━━━━━ Records for the task ━━━━━

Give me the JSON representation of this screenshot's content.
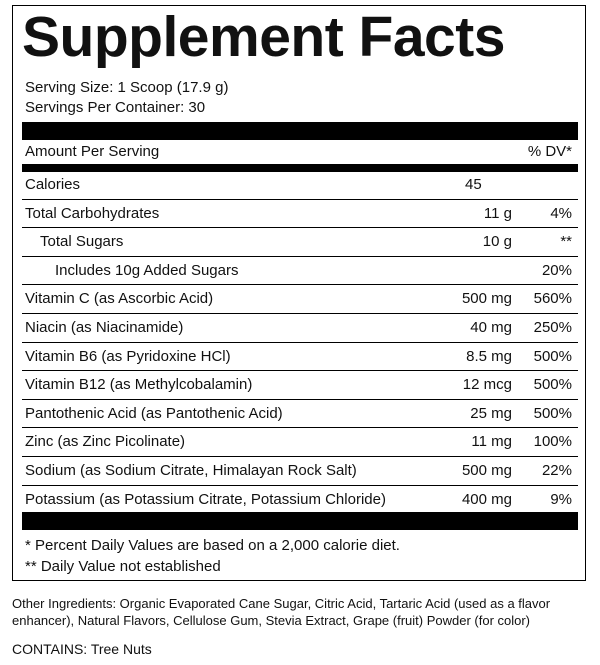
{
  "header": {
    "title": "Supplement Facts"
  },
  "serving": {
    "size": "Serving Size: 1 Scoop (17.9 g)",
    "servings_per_container": "Servings Per Container: 30"
  },
  "columns": {
    "amount_per_serving": "Amount Per Serving",
    "dv": "% DV*"
  },
  "rows": [
    {
      "name": "Calories",
      "amount": "45"
    },
    {
      "name": "Total Carbohydrates",
      "amount": "11 g",
      "dv": "4%"
    },
    {
      "name": "Total Sugars",
      "amount": "10 g",
      "dv": "**"
    },
    {
      "name": "Includes 10g Added Sugars",
      "dv": "20%"
    },
    {
      "name": "Vitamin C (as Ascorbic Acid)",
      "amount": "500 mg",
      "dv": "560%"
    },
    {
      "name": "Niacin (as Niacinamide)",
      "amount": "40 mg",
      "dv": "250%"
    },
    {
      "name": "Vitamin B6 (as Pyridoxine HCl)",
      "amount": "8.5 mg",
      "dv": "500%"
    },
    {
      "name": "Vitamin B12 (as Methylcobalamin)",
      "amount": "12 mcg",
      "dv": "500%"
    },
    {
      "name": "Pantothenic Acid (as Pantothenic Acid)",
      "amount": "25 mg",
      "dv": "500%"
    },
    {
      "name": "Zinc (as Zinc Picolinate)",
      "amount": "11 mg",
      "dv": "100%"
    },
    {
      "name": "Sodium (as Sodium Citrate, Himalayan Rock Salt)",
      "amount": "500 mg",
      "dv": "22%"
    },
    {
      "name": "Potassium (as Potassium Citrate, Potassium Chloride)",
      "amount": "400 mg",
      "dv": "9%"
    }
  ],
  "footnotes": [
    "* Percent Daily Values are based on a 2,000 calorie diet.",
    "** Daily Value not established"
  ],
  "other_ingredients": "Other Ingredients: Organic Evaporated Cane Sugar, Citric Acid, Tartaric Acid (used as a flavor enhancer), Natural Flavors, Cellulose Gum, Stevia Extract, Grape (fruit) Powder (for color)",
  "contains": "CONTAINS: Tree Nuts"
}
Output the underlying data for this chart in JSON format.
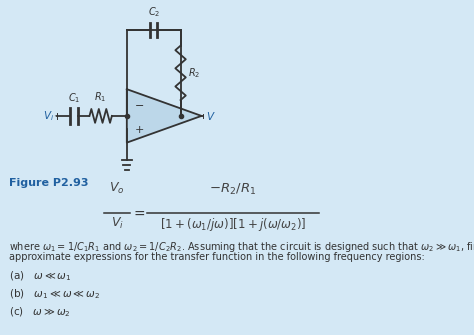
{
  "background_color": "#d4e8f5",
  "figure_label": "Figure P2.93",
  "lw": 1.3,
  "circuit_color": "#333333",
  "blue_color": "#2060a0",
  "label_color": "#4472a8"
}
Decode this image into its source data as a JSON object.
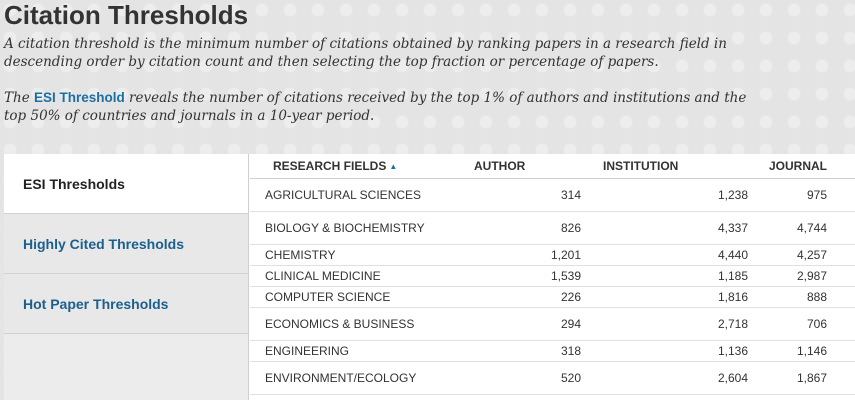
{
  "page": {
    "title": "Citation Thresholds",
    "intro_paragraph_1": "A citation threshold is the minimum number of citations obtained by ranking papers in a research field in descending order by citation count and then selecting the top fraction or percentage of papers.",
    "intro_p2_prefix": "The ",
    "intro_p2_link": "ESI Threshold",
    "intro_p2_suffix": " reveals the number of citations received by the top 1% of authors and institutions and the top 50% of countries and journals in a 10-year period."
  },
  "sidebar": {
    "items": [
      {
        "label": "ESI Thresholds",
        "active": true
      },
      {
        "label": "Highly Cited Thresholds",
        "active": false
      },
      {
        "label": "Hot Paper Thresholds",
        "active": false
      }
    ]
  },
  "table": {
    "headers": {
      "field": "RESEARCH FIELDS",
      "author": "AUTHOR",
      "institution": "INSTITUTION",
      "journal": "JOURNAL"
    },
    "sort_icon": "sort-ascending-icon",
    "rows": [
      {
        "field": "AGRICULTURAL SCIENCES",
        "author": "314",
        "institution": "1,238",
        "journal": "975"
      },
      {
        "field": "BIOLOGY & BIOCHEMISTRY",
        "author": "826",
        "institution": "4,337",
        "journal": "4,744"
      },
      {
        "field": "CHEMISTRY",
        "author": "1,201",
        "institution": "4,440",
        "journal": "4,257"
      },
      {
        "field": "CLINICAL MEDICINE",
        "author": "1,539",
        "institution": "1,185",
        "journal": "2,987"
      },
      {
        "field": "COMPUTER SCIENCE",
        "author": "226",
        "institution": "1,816",
        "journal": "888"
      },
      {
        "field": "ECONOMICS & BUSINESS",
        "author": "294",
        "institution": "2,718",
        "journal": "706"
      },
      {
        "field": "ENGINEERING",
        "author": "318",
        "institution": "1,136",
        "journal": "1,146"
      },
      {
        "field": "ENVIRONMENT/ECOLOGY",
        "author": "520",
        "institution": "2,604",
        "journal": "1,867"
      }
    ]
  },
  "colors": {
    "link": "#1d6ea3",
    "background": "#e4e4e4"
  }
}
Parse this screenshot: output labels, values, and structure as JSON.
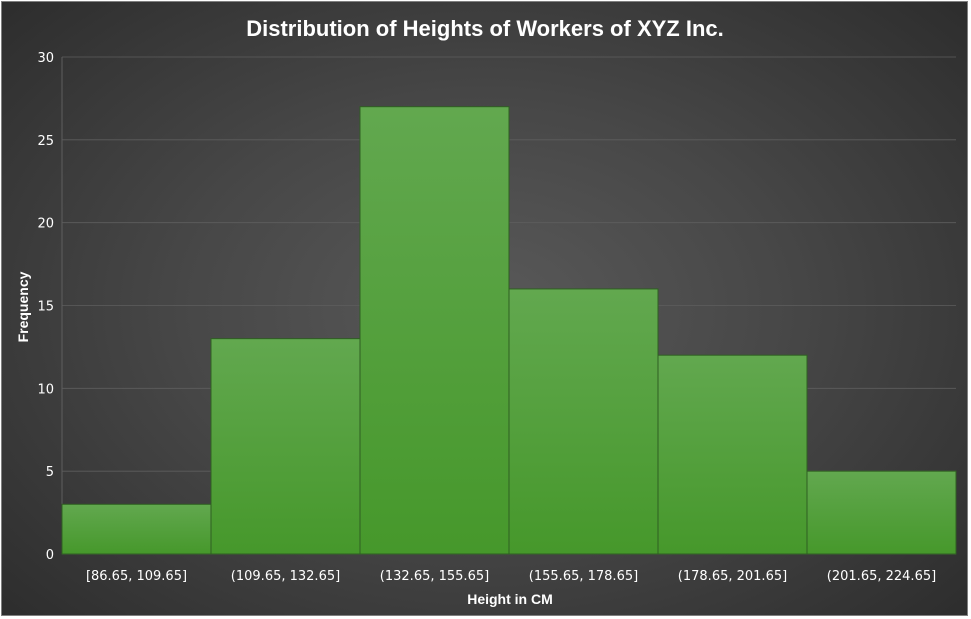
{
  "chart_data": {
    "type": "bar",
    "title": "Distribution of Heights of Workers of XYZ Inc.",
    "xlabel": "Height in CM",
    "ylabel": "Frequency",
    "categories": [
      "[86.65, 109.65]",
      "(109.65, 132.65]",
      "(132.65, 155.65]",
      "(155.65, 178.65]",
      "(178.65, 201.65]",
      "(201.65, 224.65]"
    ],
    "values": [
      3,
      13,
      27,
      16,
      12,
      5
    ],
    "ylim": [
      0,
      30
    ],
    "yticks": [
      "0",
      "5",
      "10",
      "15",
      "20",
      "25",
      "30"
    ],
    "grid": true,
    "legend": "none",
    "colors": {
      "bar_top": "#62a84f",
      "bar_bottom": "#46982b",
      "bar_border": "#2f5f22",
      "gridline": "#5e5e5e",
      "text": "#ffffff"
    }
  }
}
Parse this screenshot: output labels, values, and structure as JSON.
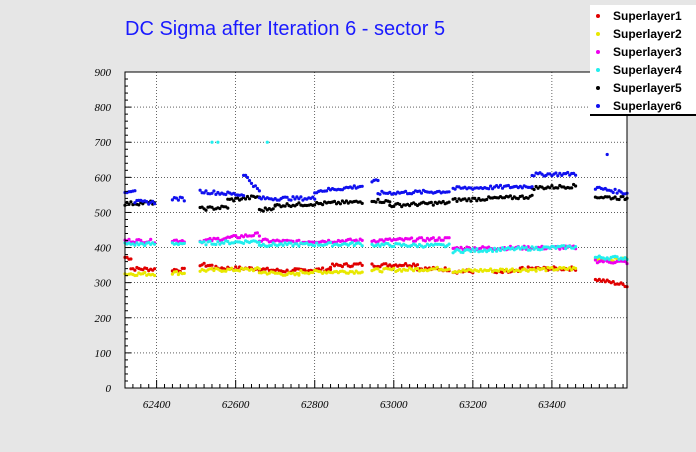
{
  "chart_data": {
    "type": "scatter",
    "title": "DC Sigma after Iteration 6 - sector 5",
    "xlabel": "",
    "ylabel": "",
    "xlim": [
      62320,
      63590
    ],
    "ylim": [
      0,
      900
    ],
    "xticks": [
      62400,
      62600,
      62800,
      63000,
      63200,
      63400
    ],
    "yticks": [
      0,
      100,
      200,
      300,
      400,
      500,
      600,
      700,
      800,
      900
    ],
    "grid": true,
    "legend_position": "top-right",
    "series": [
      {
        "name": "Superlayer1",
        "color": "#e00000",
        "segments": [
          {
            "x0": 62320,
            "x1": 62335,
            "y0": 372,
            "y1": 370
          },
          {
            "x0": 62335,
            "x1": 62395,
            "y0": 340,
            "y1": 338
          },
          {
            "x0": 62440,
            "x1": 62470,
            "y0": 337,
            "y1": 336
          },
          {
            "x0": 62510,
            "x1": 62540,
            "y0": 352,
            "y1": 348
          },
          {
            "x0": 62540,
            "x1": 62660,
            "y0": 342,
            "y1": 340
          },
          {
            "x0": 62660,
            "x1": 62750,
            "y0": 338,
            "y1": 332
          },
          {
            "x0": 62750,
            "x1": 62840,
            "y0": 335,
            "y1": 338
          },
          {
            "x0": 62840,
            "x1": 62920,
            "y0": 348,
            "y1": 352
          },
          {
            "x0": 62945,
            "x1": 63060,
            "y0": 350,
            "y1": 352
          },
          {
            "x0": 63060,
            "x1": 63140,
            "y0": 340,
            "y1": 338
          },
          {
            "x0": 63150,
            "x1": 63200,
            "y0": 332,
            "y1": 332
          },
          {
            "x0": 63250,
            "x1": 63320,
            "y0": 328,
            "y1": 332
          },
          {
            "x0": 63320,
            "x1": 63460,
            "y0": 340,
            "y1": 340
          },
          {
            "x0": 63510,
            "x1": 63590,
            "y0": 310,
            "y1": 292
          }
        ]
      },
      {
        "name": "Superlayer2",
        "color": "#e8e800",
        "segments": [
          {
            "x0": 62320,
            "x1": 62395,
            "y0": 325,
            "y1": 325
          },
          {
            "x0": 62440,
            "x1": 62470,
            "y0": 328,
            "y1": 328
          },
          {
            "x0": 62510,
            "x1": 62660,
            "y0": 335,
            "y1": 338
          },
          {
            "x0": 62660,
            "x1": 62760,
            "y0": 330,
            "y1": 322
          },
          {
            "x0": 62760,
            "x1": 62920,
            "y0": 330,
            "y1": 332
          },
          {
            "x0": 62945,
            "x1": 63140,
            "y0": 335,
            "y1": 340
          },
          {
            "x0": 63150,
            "x1": 63460,
            "y0": 333,
            "y1": 340
          },
          {
            "x0": 63510,
            "x1": 63590,
            "y0": 368,
            "y1": 365
          }
        ]
      },
      {
        "name": "Superlayer3",
        "color": "#ee00ee",
        "segments": [
          {
            "x0": 62320,
            "x1": 62395,
            "y0": 420,
            "y1": 418
          },
          {
            "x0": 62440,
            "x1": 62470,
            "y0": 420,
            "y1": 420
          },
          {
            "x0": 62510,
            "x1": 62660,
            "y0": 418,
            "y1": 438
          },
          {
            "x0": 62660,
            "x1": 62780,
            "y0": 420,
            "y1": 415
          },
          {
            "x0": 62780,
            "x1": 62920,
            "y0": 418,
            "y1": 420
          },
          {
            "x0": 62945,
            "x1": 63140,
            "y0": 420,
            "y1": 425
          },
          {
            "x0": 63150,
            "x1": 63460,
            "y0": 398,
            "y1": 400
          },
          {
            "x0": 63510,
            "x1": 63590,
            "y0": 362,
            "y1": 358
          }
        ]
      },
      {
        "name": "Superlayer4",
        "color": "#22eeee",
        "segments": [
          {
            "x0": 62320,
            "x1": 62395,
            "y0": 410,
            "y1": 410
          },
          {
            "x0": 62440,
            "x1": 62470,
            "y0": 412,
            "y1": 412
          },
          {
            "x0": 62510,
            "x1": 62660,
            "y0": 412,
            "y1": 418
          },
          {
            "x0": 62660,
            "x1": 62920,
            "y0": 408,
            "y1": 410
          },
          {
            "x0": 62945,
            "x1": 63140,
            "y0": 408,
            "y1": 405
          },
          {
            "x0": 63150,
            "x1": 63460,
            "y0": 390,
            "y1": 402
          },
          {
            "x0": 63510,
            "x1": 63590,
            "y0": 372,
            "y1": 370
          }
        ]
      },
      {
        "name": "Superlayer5",
        "color": "#000000",
        "segments": [
          {
            "x0": 62320,
            "x1": 62395,
            "y0": 525,
            "y1": 528
          },
          {
            "x0": 62510,
            "x1": 62580,
            "y0": 510,
            "y1": 515
          },
          {
            "x0": 62580,
            "x1": 62660,
            "y0": 535,
            "y1": 545
          },
          {
            "x0": 62660,
            "x1": 62700,
            "y0": 505,
            "y1": 515
          },
          {
            "x0": 62700,
            "x1": 62920,
            "y0": 520,
            "y1": 530
          },
          {
            "x0": 62945,
            "x1": 62990,
            "y0": 535,
            "y1": 530
          },
          {
            "x0": 62990,
            "x1": 63140,
            "y0": 520,
            "y1": 528
          },
          {
            "x0": 63150,
            "x1": 63350,
            "y0": 535,
            "y1": 545
          },
          {
            "x0": 63350,
            "x1": 63460,
            "y0": 570,
            "y1": 575
          },
          {
            "x0": 63510,
            "x1": 63590,
            "y0": 545,
            "y1": 540
          }
        ]
      },
      {
        "name": "Superlayer6",
        "color": "#1010ee",
        "segments": [
          {
            "x0": 62320,
            "x1": 62345,
            "y0": 560,
            "y1": 565
          },
          {
            "x0": 62345,
            "x1": 62395,
            "y0": 530,
            "y1": 528
          },
          {
            "x0": 62440,
            "x1": 62470,
            "y0": 540,
            "y1": 538
          },
          {
            "x0": 62510,
            "x1": 62620,
            "y0": 560,
            "y1": 550
          },
          {
            "x0": 62620,
            "x1": 62660,
            "y0": 610,
            "y1": 560
          },
          {
            "x0": 62660,
            "x1": 62800,
            "y0": 540,
            "y1": 540
          },
          {
            "x0": 62800,
            "x1": 62920,
            "y0": 560,
            "y1": 575
          },
          {
            "x0": 62945,
            "x1": 62960,
            "y0": 588,
            "y1": 588
          },
          {
            "x0": 62960,
            "x1": 63140,
            "y0": 555,
            "y1": 560
          },
          {
            "x0": 63150,
            "x1": 63350,
            "y0": 568,
            "y1": 575
          },
          {
            "x0": 63350,
            "x1": 63460,
            "y0": 608,
            "y1": 610
          },
          {
            "x0": 63510,
            "x1": 63590,
            "y0": 570,
            "y1": 555
          }
        ]
      }
    ],
    "outliers": [
      {
        "series": "Superlayer4",
        "points": [
          [
            62540,
            700
          ],
          [
            62555,
            700
          ],
          [
            62680,
            700
          ]
        ]
      },
      {
        "series": "Superlayer6",
        "points": [
          [
            63540,
            665
          ]
        ]
      }
    ]
  }
}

━━━━━

[What you will do]:
Copy out every line from the data above that has "this" in it.

[Written solution]:
Give me the JSON representation of this screenshot's content.
Output the underlying data for this chart in JSON format.
Decode this image into its source data as a JSON object.
Parse this screenshot: output labels, values, and structure as JSON.
Parse this screenshot: output labels, values, and structure as JSON.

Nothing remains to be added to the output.